--- SHORT EXERCISE ---
Every line holding the word "Average" counts once. Give the total, nothing more.

--- SOURCE RECORDS ---
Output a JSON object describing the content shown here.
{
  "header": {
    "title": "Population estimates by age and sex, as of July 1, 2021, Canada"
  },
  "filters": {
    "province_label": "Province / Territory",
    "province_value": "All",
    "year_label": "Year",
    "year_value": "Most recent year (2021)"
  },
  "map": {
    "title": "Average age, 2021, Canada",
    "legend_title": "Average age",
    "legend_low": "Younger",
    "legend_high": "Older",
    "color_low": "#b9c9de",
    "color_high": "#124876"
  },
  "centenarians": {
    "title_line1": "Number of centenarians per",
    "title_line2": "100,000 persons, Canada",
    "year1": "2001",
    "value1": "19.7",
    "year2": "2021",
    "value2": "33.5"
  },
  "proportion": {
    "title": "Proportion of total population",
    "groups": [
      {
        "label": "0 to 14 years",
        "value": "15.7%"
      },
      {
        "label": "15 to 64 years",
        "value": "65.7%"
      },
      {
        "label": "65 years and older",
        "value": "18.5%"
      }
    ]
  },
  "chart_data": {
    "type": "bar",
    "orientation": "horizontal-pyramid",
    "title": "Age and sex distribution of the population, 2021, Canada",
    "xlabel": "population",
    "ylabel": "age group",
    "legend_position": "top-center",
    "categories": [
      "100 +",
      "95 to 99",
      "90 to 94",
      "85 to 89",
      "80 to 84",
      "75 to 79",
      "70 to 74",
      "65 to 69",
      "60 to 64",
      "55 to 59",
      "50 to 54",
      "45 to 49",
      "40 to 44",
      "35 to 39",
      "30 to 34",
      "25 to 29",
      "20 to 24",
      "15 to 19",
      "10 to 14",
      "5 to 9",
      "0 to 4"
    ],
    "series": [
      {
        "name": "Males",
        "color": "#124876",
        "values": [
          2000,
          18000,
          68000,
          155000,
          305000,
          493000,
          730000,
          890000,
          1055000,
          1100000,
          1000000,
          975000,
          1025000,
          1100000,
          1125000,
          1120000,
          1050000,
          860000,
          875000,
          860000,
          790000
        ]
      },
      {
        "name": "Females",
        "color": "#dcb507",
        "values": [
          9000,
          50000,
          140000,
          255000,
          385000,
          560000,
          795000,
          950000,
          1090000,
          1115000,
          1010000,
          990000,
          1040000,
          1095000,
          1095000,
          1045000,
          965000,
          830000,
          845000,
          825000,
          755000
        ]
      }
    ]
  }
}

--- PROBLEM SOLUTION ---
2